■ **Data section**:
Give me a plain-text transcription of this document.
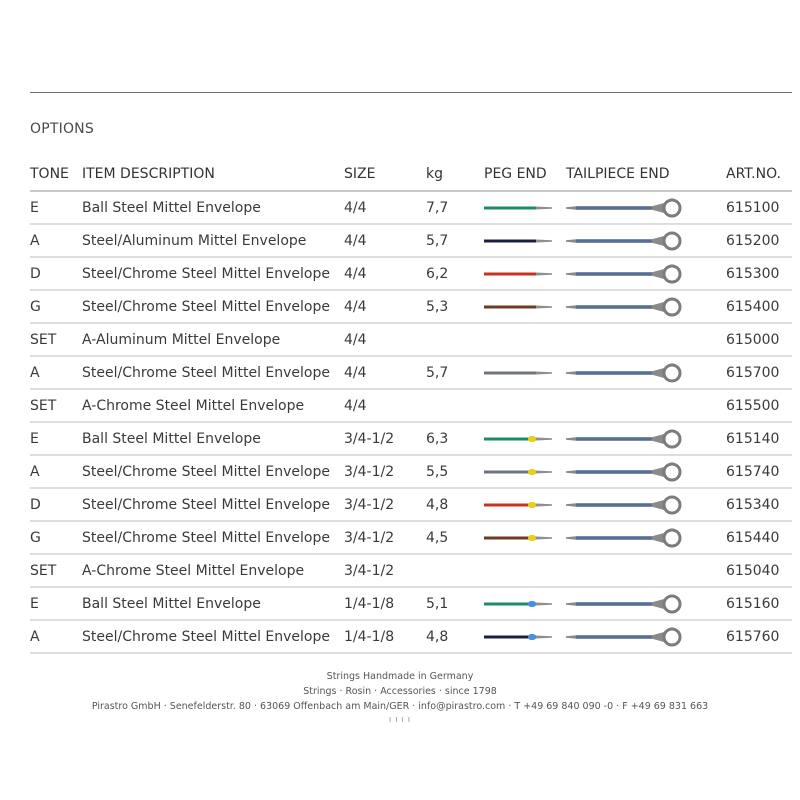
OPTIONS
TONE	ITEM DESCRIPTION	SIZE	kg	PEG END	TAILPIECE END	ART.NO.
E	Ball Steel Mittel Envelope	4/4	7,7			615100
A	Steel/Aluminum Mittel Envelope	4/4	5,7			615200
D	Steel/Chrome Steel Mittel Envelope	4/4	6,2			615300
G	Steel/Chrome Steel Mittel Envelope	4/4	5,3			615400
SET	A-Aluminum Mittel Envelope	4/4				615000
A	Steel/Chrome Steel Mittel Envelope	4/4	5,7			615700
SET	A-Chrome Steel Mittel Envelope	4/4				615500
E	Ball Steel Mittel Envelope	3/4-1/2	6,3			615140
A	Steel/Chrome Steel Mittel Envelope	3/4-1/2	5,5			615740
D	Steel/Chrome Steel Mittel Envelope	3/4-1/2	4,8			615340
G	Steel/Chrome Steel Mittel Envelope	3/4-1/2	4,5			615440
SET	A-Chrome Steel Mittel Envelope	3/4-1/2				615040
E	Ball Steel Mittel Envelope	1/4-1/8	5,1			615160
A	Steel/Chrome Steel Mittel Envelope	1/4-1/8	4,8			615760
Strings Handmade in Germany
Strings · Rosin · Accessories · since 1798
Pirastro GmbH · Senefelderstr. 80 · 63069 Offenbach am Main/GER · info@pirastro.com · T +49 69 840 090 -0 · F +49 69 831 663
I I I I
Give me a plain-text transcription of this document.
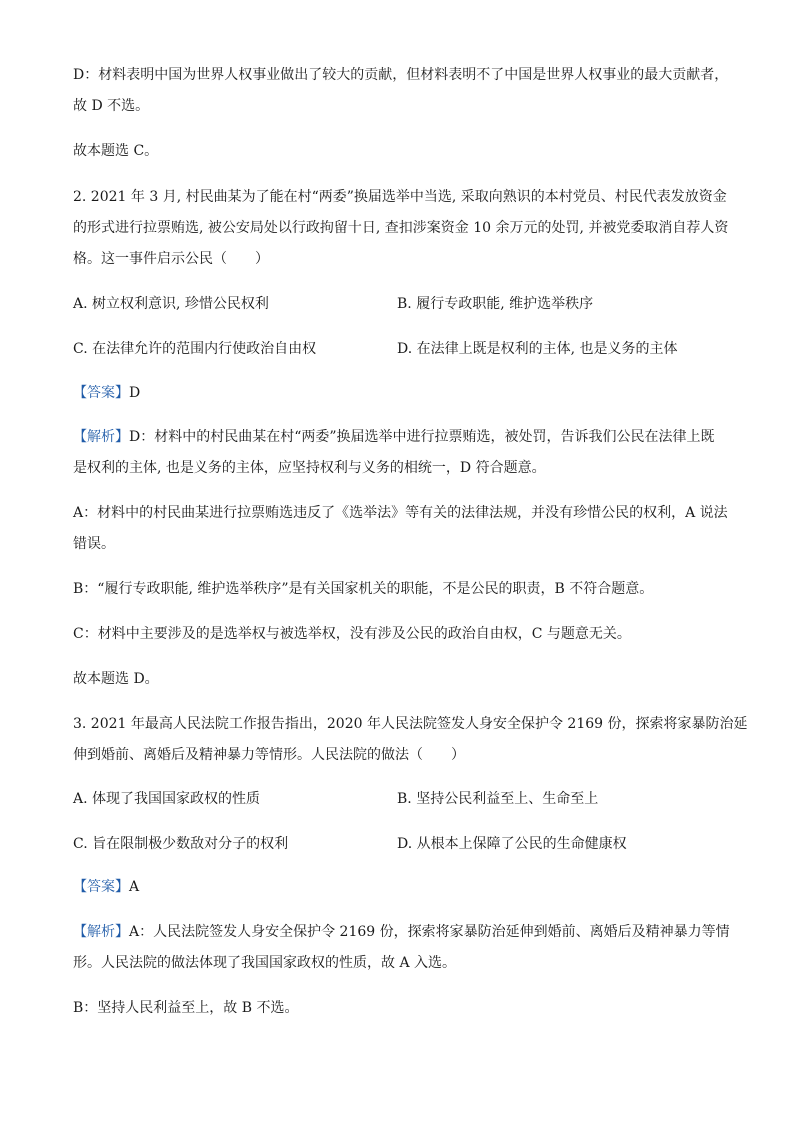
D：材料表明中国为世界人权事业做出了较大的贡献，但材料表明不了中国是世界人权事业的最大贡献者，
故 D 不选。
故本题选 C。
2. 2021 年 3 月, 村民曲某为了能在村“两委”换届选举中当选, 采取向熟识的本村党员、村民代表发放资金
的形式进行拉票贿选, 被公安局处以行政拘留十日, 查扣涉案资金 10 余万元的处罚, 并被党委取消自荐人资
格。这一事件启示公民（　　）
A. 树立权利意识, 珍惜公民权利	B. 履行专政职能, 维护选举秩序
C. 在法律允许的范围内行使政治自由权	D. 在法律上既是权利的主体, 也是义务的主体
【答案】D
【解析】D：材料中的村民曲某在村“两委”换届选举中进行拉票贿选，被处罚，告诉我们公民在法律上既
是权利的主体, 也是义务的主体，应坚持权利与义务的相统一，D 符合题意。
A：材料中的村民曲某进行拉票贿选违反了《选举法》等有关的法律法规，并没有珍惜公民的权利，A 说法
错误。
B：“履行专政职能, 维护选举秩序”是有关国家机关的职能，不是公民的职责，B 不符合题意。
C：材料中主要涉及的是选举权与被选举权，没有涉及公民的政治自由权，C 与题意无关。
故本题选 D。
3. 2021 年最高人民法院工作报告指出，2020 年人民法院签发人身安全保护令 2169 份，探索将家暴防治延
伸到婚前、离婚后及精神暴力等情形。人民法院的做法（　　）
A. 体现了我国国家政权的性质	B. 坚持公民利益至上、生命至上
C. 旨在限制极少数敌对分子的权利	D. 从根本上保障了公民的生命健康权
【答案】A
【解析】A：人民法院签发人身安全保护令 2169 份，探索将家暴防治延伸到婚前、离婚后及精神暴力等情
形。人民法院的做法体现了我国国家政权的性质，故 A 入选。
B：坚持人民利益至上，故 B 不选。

...

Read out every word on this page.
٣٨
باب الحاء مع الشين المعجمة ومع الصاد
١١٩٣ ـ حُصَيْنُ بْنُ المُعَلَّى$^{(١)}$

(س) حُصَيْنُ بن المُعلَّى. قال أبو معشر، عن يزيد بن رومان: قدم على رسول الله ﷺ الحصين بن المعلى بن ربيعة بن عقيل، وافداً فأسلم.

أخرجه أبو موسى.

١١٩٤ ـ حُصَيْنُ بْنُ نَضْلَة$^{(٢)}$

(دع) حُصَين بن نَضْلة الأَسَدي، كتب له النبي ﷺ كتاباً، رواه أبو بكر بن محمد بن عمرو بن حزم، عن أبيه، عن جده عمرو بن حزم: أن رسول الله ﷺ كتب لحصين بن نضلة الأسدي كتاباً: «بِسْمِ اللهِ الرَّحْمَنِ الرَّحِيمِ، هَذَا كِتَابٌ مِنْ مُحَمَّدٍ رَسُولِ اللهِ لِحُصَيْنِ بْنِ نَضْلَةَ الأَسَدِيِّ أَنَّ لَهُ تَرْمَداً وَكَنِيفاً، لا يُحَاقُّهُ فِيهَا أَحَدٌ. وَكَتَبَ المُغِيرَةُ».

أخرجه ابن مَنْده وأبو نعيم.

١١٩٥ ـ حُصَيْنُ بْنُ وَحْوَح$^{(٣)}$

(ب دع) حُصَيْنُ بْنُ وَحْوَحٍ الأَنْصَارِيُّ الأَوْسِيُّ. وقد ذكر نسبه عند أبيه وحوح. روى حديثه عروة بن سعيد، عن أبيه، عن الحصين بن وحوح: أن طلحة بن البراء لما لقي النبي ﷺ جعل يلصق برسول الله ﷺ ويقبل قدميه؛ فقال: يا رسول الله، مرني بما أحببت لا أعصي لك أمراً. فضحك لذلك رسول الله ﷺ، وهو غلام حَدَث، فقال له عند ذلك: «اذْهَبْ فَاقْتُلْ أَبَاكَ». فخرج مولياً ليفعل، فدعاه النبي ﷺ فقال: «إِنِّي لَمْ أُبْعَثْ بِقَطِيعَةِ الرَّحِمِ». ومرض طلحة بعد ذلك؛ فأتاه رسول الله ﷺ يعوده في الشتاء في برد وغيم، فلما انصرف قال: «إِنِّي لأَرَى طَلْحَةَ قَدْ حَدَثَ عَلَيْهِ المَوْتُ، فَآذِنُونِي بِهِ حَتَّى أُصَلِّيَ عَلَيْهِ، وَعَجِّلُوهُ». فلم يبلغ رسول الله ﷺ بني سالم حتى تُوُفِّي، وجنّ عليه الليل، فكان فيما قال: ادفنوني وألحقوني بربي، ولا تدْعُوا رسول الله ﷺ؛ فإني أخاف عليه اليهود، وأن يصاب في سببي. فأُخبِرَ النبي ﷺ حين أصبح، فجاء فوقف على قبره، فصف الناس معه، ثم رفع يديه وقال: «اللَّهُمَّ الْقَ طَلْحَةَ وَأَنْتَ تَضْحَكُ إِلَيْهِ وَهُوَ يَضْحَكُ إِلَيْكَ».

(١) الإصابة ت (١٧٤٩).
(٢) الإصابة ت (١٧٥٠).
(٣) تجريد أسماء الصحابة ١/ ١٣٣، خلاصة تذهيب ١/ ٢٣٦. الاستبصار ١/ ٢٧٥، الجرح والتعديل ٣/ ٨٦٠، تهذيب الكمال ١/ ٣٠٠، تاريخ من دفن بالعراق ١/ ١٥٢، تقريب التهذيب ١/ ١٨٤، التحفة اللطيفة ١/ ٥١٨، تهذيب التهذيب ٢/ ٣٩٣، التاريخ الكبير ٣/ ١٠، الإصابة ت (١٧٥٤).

■ **Written task**: Search the data for "الإصابة". Copy every line that has it.

■ **Result of the exercise**:
(١) الإصابة ت (١٧٤٩).
(٢) الإصابة ت (١٧٥٠).
(٣) تجريد أسماء الصحابة ١/ ١٣٣، خلاصة تذهيب ١/ ٢٣٦. الاستبصار ١/ ٢٧٥، الجرح والتعديل ٣/ ٨٦٠، تهذيب الكمال ١/ ٣٠٠، تاريخ من دفن بالعراق ١/ ١٥٢، تقريب التهذيب ١/ ١٨٤، التحفة اللطيفة ١/ ٥١٨، تهذيب التهذيب ٢/ ٣٩٣، التاريخ الكبير ٣/ ١٠، الإصابة ت (١٧٥٤).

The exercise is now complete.